**Supplied records**
-*-

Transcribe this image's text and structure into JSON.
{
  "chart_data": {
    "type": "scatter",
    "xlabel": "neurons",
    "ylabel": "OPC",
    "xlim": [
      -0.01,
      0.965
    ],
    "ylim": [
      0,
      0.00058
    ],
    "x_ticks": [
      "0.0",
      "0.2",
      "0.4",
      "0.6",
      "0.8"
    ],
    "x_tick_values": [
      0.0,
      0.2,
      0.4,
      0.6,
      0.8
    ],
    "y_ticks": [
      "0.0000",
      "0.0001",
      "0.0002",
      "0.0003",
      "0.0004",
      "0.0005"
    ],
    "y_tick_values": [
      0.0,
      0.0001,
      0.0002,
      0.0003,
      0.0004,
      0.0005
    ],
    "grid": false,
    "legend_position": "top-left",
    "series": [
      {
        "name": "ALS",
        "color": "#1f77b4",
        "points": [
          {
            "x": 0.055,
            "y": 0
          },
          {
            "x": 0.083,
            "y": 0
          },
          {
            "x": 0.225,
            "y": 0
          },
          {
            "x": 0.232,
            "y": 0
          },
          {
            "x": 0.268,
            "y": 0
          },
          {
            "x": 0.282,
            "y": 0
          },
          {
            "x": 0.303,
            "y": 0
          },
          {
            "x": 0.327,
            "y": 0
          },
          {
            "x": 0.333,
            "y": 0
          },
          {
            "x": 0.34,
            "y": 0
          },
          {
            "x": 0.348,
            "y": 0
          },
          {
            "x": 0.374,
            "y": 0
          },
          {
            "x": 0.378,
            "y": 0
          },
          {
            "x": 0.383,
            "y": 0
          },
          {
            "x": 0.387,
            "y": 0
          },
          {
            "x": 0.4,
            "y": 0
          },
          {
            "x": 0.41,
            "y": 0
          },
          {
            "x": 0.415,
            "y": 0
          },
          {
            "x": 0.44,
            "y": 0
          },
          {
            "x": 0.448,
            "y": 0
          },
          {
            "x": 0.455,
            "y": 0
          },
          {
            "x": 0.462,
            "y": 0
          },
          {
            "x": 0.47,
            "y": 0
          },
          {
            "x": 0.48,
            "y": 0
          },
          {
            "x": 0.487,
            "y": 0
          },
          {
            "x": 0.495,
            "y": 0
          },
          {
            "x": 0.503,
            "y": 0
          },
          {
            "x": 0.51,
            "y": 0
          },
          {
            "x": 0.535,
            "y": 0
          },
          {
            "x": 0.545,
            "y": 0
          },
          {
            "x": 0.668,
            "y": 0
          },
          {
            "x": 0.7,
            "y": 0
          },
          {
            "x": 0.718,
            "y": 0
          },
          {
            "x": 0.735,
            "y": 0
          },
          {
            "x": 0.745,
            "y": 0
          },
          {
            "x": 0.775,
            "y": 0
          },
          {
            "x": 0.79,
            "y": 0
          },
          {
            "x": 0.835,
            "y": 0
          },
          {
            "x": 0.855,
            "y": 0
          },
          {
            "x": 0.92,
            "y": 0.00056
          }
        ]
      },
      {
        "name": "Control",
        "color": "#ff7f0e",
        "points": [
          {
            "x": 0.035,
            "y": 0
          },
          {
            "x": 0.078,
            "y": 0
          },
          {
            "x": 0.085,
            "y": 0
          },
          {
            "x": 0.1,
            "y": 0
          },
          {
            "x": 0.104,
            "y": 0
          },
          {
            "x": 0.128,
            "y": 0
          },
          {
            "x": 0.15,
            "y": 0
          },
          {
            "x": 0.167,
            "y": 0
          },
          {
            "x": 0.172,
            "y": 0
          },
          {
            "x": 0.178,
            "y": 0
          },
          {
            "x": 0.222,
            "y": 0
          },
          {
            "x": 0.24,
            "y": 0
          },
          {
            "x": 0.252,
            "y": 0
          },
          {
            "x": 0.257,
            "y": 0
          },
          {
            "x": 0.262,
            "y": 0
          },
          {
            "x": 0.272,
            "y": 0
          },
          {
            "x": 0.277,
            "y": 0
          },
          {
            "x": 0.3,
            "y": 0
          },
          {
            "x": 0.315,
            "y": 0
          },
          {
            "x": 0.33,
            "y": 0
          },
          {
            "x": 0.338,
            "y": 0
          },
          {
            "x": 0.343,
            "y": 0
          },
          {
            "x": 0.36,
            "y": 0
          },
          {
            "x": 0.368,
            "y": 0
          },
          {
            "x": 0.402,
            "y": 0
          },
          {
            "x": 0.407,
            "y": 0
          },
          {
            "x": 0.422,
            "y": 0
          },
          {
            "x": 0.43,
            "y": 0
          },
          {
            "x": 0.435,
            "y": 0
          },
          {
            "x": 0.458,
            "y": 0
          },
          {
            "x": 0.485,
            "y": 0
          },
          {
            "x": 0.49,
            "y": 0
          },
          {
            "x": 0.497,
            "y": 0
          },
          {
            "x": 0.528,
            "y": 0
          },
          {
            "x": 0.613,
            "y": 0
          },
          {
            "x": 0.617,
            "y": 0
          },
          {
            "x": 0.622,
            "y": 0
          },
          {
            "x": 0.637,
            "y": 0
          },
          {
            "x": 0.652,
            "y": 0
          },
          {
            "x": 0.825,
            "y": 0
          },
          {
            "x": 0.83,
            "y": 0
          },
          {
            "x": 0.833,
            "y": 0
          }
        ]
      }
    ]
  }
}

-*-

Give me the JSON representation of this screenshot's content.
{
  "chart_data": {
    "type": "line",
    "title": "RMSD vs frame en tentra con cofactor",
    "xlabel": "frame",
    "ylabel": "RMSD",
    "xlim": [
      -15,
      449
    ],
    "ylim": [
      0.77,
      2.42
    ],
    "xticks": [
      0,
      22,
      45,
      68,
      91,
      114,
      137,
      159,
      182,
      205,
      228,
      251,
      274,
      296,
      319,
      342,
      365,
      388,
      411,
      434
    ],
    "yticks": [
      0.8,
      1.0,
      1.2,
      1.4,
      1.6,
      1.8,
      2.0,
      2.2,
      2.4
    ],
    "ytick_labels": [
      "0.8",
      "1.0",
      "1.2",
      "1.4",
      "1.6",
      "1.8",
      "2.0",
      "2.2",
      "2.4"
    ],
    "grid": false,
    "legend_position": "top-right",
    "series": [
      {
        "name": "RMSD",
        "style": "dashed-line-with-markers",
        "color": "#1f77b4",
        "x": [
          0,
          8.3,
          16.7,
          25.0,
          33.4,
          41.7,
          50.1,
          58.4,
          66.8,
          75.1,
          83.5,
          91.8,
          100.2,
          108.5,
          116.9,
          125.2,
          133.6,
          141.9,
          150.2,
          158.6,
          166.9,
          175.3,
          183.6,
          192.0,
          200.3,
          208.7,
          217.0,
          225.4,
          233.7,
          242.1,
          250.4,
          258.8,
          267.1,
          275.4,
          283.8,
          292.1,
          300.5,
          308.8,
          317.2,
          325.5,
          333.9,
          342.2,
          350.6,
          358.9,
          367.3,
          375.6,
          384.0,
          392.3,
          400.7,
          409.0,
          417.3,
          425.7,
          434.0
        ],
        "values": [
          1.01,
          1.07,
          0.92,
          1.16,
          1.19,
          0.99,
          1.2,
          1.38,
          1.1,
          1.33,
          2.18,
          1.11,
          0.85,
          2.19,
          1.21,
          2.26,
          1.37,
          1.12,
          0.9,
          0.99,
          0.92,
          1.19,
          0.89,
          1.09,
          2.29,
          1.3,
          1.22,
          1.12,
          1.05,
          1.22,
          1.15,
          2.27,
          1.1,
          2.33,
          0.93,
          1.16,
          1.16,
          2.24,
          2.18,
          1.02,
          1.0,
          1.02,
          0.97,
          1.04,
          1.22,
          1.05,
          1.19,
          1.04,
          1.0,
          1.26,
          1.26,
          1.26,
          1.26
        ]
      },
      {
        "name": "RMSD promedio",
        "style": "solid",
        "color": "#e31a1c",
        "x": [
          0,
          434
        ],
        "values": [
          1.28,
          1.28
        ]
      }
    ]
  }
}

-*-

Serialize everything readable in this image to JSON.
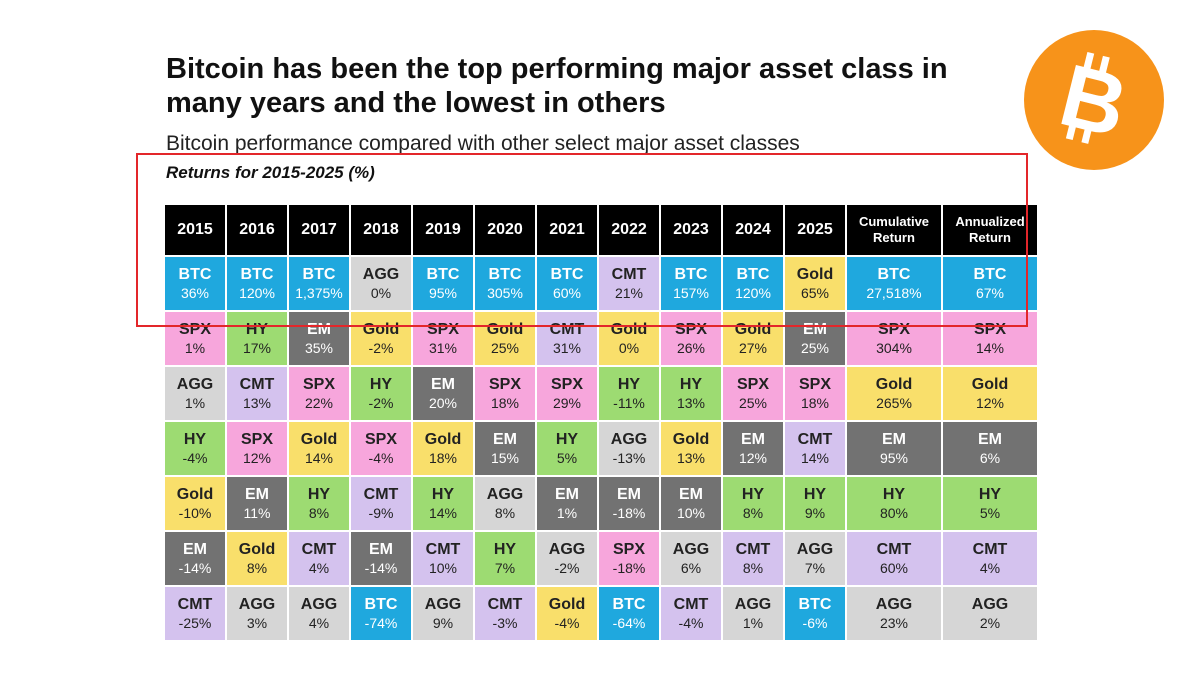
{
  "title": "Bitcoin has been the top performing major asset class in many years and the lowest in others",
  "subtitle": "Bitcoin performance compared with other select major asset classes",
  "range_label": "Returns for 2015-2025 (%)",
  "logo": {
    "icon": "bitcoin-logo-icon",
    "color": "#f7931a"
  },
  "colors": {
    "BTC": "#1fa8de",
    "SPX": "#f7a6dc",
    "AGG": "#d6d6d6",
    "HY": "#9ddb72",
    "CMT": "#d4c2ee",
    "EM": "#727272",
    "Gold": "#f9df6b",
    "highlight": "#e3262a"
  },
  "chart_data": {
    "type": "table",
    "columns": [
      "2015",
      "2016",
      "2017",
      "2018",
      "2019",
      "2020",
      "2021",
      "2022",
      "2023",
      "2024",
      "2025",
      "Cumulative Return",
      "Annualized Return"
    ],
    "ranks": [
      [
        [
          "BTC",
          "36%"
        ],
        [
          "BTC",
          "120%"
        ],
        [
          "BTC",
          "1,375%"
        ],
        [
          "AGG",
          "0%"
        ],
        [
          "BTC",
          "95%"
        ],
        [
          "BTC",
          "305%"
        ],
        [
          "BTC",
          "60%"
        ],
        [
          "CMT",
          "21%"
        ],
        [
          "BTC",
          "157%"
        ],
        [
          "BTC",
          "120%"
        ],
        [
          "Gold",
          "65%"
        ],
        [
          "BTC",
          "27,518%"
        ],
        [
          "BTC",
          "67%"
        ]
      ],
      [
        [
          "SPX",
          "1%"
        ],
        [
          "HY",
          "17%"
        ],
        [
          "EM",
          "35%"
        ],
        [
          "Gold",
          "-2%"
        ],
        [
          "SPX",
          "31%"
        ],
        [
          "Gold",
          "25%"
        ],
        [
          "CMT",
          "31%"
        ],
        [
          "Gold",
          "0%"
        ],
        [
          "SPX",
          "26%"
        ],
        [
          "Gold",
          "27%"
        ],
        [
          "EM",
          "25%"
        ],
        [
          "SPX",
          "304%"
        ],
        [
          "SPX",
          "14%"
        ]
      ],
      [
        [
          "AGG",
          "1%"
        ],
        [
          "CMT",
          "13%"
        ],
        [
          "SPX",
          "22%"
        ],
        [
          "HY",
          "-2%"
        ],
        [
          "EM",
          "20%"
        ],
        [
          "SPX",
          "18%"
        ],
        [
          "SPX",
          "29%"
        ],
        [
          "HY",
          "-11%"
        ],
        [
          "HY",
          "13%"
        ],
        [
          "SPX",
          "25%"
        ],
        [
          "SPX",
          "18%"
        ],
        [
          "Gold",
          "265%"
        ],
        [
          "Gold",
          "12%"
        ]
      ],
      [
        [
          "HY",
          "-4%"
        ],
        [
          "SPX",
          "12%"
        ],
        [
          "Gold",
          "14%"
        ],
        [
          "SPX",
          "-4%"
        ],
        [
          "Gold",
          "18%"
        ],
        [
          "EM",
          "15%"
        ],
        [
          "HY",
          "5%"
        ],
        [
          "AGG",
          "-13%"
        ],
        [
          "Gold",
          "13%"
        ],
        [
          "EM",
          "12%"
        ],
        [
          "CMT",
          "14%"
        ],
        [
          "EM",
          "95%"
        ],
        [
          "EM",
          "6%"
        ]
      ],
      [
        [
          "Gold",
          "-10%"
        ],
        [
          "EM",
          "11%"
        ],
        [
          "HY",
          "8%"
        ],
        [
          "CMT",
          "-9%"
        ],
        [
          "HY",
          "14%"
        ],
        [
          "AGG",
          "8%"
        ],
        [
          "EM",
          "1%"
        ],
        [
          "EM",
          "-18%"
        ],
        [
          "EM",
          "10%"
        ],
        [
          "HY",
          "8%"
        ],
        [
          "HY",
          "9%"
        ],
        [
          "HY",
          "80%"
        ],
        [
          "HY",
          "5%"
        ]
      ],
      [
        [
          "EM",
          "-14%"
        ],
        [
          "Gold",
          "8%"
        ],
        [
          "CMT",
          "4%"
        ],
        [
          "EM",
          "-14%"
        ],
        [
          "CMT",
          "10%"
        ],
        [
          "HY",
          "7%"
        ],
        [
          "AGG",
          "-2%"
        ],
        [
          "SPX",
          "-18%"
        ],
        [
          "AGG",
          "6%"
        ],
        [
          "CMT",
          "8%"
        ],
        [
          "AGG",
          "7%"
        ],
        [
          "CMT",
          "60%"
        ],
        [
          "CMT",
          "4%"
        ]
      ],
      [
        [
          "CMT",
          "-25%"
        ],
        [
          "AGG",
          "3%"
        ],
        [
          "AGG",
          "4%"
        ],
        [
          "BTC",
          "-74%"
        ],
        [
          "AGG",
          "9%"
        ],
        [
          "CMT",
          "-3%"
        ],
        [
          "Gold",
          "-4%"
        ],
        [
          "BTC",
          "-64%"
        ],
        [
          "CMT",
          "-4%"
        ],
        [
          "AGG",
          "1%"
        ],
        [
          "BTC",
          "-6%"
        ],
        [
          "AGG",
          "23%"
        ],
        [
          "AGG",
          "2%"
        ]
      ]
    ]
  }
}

-*-

**Instructions to follow**
Using the listing above, return all lines where the word "asset" occurs.

**Solved problem**
  "title": "Bitcoin has been the top performing major asset class in many years and the lowest in others",
  "subtitle": "Bitcoin performance compared with other select major asset classes",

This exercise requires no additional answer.